====== Entries supplied ======
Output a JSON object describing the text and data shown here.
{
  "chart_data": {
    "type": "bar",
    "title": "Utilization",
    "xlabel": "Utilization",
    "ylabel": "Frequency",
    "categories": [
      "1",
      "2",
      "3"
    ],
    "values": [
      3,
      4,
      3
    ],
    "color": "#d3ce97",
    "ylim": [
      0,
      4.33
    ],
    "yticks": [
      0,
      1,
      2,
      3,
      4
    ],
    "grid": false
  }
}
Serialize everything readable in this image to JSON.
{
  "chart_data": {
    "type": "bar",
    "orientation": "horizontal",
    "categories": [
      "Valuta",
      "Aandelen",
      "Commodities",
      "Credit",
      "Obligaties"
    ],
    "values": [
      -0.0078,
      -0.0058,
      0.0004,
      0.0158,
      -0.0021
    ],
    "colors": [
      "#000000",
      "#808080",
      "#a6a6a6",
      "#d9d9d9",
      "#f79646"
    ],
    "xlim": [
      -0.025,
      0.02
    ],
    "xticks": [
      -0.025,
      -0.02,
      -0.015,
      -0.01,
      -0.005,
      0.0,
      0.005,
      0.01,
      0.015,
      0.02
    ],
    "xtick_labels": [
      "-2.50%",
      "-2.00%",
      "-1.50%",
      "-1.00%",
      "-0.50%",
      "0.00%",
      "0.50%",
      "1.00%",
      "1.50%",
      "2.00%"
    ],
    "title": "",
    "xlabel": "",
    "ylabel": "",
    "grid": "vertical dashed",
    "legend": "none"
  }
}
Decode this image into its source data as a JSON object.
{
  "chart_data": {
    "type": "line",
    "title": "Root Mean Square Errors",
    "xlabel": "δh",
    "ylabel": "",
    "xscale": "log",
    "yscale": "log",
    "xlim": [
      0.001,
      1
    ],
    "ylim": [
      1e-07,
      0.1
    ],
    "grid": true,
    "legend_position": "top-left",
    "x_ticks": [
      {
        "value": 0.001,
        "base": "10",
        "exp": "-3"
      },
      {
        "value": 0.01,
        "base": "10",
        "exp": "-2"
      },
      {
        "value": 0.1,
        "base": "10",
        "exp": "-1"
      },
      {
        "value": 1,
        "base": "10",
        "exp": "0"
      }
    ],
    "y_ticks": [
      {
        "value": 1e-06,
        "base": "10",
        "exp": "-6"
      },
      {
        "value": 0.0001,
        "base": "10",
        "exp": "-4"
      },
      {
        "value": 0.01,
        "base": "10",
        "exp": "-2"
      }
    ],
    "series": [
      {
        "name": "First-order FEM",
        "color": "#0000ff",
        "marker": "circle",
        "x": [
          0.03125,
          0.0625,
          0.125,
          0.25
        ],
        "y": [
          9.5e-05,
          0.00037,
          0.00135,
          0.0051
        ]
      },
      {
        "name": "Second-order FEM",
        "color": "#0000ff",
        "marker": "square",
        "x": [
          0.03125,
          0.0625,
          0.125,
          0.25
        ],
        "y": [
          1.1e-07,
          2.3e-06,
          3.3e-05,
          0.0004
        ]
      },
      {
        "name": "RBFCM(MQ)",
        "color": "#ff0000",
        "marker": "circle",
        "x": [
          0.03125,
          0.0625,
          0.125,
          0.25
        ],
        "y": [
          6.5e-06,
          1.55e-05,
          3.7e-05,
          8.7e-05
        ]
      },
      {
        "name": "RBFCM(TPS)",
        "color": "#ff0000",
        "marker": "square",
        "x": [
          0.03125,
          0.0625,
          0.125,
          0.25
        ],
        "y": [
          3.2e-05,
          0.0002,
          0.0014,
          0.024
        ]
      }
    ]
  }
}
======
● What to do: All of the entries above must be quoted exactly.

● Result:
Output a JSON object describing the text and data shown here.
{
  "chart_data": {
    "type": "bar",
    "title": "Utilization",
    "xlabel": "Utilization",
    "ylabel": "Frequency",
    "categories": [
      "1",
      "2",
      "3"
    ],
    "values": [
      3,
      4,
      3
    ],
    "color": "#d3ce97",
    "ylim": [
      0,
      4.33
    ],
    "yticks": [
      0,
      1,
      2,
      3,
      4
    ],
    "grid": false
  }
}
Serialize everything readable in this image to JSON.
{
  "chart_data": {
    "type": "bar",
    "orientation": "horizontal",
    "categories": [
      "Valuta",
      "Aandelen",
      "Commodities",
      "Credit",
      "Obligaties"
    ],
    "values": [
      -0.0078,
      -0.0058,
      0.0004,
      0.0158,
      -0.0021
    ],
    "colors": [
      "#000000",
      "#808080",
      "#a6a6a6",
      "#d9d9d9",
      "#f79646"
    ],
    "xlim": [
      -0.025,
      0.02
    ],
    "xticks": [
      -0.025,
      -0.02,
      -0.015,
      -0.01,
      -0.005,
      0.0,
      0.005,
      0.01,
      0.015,
      0.02
    ],
    "xtick_labels": [
      "-2.50%",
      "-2.00%",
      "-1.50%",
      "-1.00%",
      "-0.50%",
      "0.00%",
      "0.50%",
      "1.00%",
      "1.50%",
      "2.00%"
    ],
    "title": "",
    "xlabel": "",
    "ylabel": "",
    "grid": "vertical dashed",
    "legend": "none"
  }
}
Decode this image into its source data as a JSON object.
{
  "chart_data": {
    "type": "line",
    "title": "Root Mean Square Errors",
    "xlabel": "δh",
    "ylabel": "",
    "xscale": "log",
    "yscale": "log",
    "xlim": [
      0.001,
      1
    ],
    "ylim": [
      1e-07,
      0.1
    ],
    "grid": true,
    "legend_position": "top-left",
    "x_ticks": [
      {
        "value": 0.001,
        "base": "10",
        "exp": "-3"
      },
      {
        "value": 0.01,
        "base": "10",
        "exp": "-2"
      },
      {
        "value": 0.1,
        "base": "10",
        "exp": "-1"
      },
      {
        "value": 1,
        "base": "10",
        "exp": "0"
      }
    ],
    "y_ticks": [
      {
        "value": 1e-06,
        "base": "10",
        "exp": "-6"
      },
      {
        "value": 0.0001,
        "base": "10",
        "exp": "-4"
      },
      {
        "value": 0.01,
        "base": "10",
        "exp": "-2"
      }
    ],
    "series": [
      {
        "name": "First-order FEM",
        "color": "#0000ff",
        "marker": "circle",
        "x": [
          0.03125,
          0.0625,
          0.125,
          0.25
        ],
        "y": [
          9.5e-05,
          0.00037,
          0.00135,
          0.0051
        ]
      },
      {
        "name": "Second-order FEM",
        "color": "#0000ff",
        "marker": "square",
        "x": [
          0.03125,
          0.0625,
          0.125,
          0.25
        ],
        "y": [
          1.1e-07,
          2.3e-06,
          3.3e-05,
          0.0004
        ]
      },
      {
        "name": "RBFCM(MQ)",
        "color": "#ff0000",
        "marker": "circle",
        "x": [
          0.03125,
          0.0625,
          0.125,
          0.25
        ],
        "y": [
          6.5e-06,
          1.55e-05,
          3.7e-05,
          8.7e-05
        ]
      },
      {
        "name": "RBFCM(TPS)",
        "color": "#ff0000",
        "marker": "square",
        "x": [
          0.03125,
          0.0625,
          0.125,
          0.25
        ],
        "y": [
          3.2e-05,
          0.0002,
          0.0014,
          0.024
        ]
      }
    ]
  }
}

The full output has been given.